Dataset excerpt
* begin *

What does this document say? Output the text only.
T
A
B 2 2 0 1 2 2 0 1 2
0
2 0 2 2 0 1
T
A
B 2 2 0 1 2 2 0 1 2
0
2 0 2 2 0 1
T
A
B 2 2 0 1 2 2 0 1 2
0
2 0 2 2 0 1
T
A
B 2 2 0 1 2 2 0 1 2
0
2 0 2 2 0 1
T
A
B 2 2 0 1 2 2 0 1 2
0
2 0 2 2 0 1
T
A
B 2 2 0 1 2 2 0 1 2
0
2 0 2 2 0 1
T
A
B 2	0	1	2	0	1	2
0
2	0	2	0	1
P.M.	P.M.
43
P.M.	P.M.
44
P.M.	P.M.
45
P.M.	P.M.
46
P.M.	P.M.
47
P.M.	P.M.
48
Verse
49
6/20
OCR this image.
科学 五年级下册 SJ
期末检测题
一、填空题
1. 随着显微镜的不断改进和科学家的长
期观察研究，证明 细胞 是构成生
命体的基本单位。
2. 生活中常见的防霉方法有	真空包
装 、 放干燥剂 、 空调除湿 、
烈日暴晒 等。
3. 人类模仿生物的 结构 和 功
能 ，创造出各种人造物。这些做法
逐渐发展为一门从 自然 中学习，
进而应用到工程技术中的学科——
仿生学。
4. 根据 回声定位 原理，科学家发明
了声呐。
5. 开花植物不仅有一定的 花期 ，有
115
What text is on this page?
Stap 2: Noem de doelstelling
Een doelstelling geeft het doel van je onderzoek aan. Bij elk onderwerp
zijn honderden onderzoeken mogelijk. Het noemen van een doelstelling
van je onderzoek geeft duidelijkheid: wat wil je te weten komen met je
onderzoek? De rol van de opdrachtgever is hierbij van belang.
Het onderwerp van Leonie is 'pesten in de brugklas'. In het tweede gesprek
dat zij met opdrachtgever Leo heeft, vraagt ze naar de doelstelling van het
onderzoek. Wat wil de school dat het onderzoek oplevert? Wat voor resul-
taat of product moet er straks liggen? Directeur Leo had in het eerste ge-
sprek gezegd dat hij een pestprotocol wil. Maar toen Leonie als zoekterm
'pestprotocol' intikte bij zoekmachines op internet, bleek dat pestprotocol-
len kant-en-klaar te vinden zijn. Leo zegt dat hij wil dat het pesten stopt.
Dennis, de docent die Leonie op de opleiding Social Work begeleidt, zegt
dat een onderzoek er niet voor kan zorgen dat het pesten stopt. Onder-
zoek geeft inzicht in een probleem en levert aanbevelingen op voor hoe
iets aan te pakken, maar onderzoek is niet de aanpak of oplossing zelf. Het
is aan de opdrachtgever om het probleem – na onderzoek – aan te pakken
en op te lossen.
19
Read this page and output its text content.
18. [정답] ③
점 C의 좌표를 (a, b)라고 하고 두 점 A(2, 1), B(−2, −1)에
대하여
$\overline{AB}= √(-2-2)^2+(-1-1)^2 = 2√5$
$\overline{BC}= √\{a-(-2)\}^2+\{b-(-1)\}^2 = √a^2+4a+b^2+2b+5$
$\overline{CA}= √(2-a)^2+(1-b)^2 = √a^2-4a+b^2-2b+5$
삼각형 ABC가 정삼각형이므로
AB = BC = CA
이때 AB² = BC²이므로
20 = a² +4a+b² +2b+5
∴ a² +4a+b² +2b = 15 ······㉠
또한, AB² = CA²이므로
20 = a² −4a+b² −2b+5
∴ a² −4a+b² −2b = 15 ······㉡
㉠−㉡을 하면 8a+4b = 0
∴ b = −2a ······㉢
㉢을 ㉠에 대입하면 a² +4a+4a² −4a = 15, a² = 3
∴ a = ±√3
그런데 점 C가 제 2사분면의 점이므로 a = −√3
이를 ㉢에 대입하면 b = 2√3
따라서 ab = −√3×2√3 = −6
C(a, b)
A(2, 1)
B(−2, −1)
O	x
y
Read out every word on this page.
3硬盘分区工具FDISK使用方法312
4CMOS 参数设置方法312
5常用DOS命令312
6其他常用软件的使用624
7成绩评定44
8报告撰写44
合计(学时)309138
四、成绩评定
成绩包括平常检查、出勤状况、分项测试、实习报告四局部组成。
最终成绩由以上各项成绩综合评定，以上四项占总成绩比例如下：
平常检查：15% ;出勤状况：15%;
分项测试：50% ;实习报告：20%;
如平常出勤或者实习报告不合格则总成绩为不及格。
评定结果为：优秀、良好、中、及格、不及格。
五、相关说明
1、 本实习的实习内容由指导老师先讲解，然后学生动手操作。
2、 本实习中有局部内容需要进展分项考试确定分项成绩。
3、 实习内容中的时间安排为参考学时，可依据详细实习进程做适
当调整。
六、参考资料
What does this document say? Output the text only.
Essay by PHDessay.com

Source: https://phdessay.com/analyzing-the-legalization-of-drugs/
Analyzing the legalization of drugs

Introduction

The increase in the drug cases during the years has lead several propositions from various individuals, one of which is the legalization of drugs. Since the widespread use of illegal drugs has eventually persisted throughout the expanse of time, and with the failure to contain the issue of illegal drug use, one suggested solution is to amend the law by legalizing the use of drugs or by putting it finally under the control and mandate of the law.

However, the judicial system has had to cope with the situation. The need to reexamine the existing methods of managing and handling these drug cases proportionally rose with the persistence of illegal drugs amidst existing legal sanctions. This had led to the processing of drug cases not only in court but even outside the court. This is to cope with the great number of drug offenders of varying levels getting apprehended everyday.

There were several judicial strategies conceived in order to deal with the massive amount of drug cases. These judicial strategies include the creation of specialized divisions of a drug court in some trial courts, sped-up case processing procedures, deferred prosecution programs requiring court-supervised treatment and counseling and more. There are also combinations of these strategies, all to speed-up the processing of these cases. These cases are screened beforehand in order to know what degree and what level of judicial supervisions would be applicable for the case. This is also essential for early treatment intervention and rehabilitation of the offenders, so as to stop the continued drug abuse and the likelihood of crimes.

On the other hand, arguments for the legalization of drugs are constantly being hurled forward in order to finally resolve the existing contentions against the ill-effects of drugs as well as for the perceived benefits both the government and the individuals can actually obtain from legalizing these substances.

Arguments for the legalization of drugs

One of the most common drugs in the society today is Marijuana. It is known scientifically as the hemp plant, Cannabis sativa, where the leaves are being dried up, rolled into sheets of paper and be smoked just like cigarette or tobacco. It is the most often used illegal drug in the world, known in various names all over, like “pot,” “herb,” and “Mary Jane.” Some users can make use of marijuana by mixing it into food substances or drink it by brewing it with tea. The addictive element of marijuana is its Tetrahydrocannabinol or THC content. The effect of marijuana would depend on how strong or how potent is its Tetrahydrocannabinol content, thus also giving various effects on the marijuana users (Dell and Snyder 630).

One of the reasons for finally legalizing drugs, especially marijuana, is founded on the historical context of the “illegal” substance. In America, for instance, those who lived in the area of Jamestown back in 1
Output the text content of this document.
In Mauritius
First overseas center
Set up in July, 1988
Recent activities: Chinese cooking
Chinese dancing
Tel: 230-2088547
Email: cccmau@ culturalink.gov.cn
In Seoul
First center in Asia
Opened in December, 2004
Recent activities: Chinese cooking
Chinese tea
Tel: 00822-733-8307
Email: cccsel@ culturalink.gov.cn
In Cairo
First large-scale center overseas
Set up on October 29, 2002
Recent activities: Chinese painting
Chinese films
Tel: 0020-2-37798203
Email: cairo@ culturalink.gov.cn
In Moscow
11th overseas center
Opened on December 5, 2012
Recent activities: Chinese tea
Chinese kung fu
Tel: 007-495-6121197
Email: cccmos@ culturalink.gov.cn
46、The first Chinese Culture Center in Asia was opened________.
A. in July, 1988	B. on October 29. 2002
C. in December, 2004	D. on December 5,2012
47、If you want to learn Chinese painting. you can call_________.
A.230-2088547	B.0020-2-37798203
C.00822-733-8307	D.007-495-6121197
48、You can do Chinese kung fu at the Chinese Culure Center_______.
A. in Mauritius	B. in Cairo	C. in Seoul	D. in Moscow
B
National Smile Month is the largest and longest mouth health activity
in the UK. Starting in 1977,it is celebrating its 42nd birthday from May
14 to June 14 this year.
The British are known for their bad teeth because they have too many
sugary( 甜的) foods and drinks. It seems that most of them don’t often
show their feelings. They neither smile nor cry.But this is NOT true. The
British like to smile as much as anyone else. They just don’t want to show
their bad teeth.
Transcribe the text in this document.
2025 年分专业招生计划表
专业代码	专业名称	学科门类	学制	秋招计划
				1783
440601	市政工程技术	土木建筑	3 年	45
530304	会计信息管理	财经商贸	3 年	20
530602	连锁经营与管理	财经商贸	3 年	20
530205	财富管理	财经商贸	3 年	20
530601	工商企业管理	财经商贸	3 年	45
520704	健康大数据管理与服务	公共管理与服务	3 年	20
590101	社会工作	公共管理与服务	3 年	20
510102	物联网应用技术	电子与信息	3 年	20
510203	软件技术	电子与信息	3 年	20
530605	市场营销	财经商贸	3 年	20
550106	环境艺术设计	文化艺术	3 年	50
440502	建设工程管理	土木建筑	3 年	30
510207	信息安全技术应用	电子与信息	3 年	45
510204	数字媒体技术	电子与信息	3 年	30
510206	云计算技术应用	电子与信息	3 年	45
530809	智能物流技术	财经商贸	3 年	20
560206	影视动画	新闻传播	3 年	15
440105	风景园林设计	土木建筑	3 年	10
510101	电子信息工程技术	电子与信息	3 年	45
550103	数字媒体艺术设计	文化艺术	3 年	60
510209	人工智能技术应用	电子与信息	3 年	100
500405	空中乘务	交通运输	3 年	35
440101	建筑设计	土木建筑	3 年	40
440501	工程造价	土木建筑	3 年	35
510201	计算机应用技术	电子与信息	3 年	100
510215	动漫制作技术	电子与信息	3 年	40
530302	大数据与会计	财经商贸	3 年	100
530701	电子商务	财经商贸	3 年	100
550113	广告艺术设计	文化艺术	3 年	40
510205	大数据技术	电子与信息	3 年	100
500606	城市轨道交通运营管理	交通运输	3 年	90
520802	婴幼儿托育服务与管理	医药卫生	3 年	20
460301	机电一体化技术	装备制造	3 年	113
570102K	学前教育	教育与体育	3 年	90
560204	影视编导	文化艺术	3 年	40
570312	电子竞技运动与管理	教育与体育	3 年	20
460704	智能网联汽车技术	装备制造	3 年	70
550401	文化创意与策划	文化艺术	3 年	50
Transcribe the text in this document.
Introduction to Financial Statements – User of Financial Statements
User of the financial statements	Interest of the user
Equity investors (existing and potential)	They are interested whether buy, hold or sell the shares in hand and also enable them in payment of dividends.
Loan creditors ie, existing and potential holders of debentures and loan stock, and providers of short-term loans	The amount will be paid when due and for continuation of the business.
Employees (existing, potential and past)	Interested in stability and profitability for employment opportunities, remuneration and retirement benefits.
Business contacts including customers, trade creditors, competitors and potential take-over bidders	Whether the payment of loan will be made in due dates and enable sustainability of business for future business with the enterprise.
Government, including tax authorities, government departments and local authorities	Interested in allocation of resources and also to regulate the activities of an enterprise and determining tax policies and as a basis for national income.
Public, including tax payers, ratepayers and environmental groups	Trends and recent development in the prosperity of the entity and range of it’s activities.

* end *

* **Goal of the exercise**
Identify the lines above with the word "电子与信息". Copy them.

* **Task result**
510102	物联网应用技术	电子与信息	3 年	20
510203	软件技术	电子与信息	3 年	20
510207	信息安全技术应用	电子与信息	3 年	45
510204	数字媒体技术	电子与信息	3 年	30
510206	云计算技术应用	电子与信息	3 年	45
510101	电子信息工程技术	电子与信息	3 年	45
510209	人工智能技术应用	电子与信息	3 年	100
510201	计算机应用技术	电子与信息	3 年	100
510215	动漫制作技术	电子与信息	3 年	40
510205	大数据技术	电子与信息	3 年	100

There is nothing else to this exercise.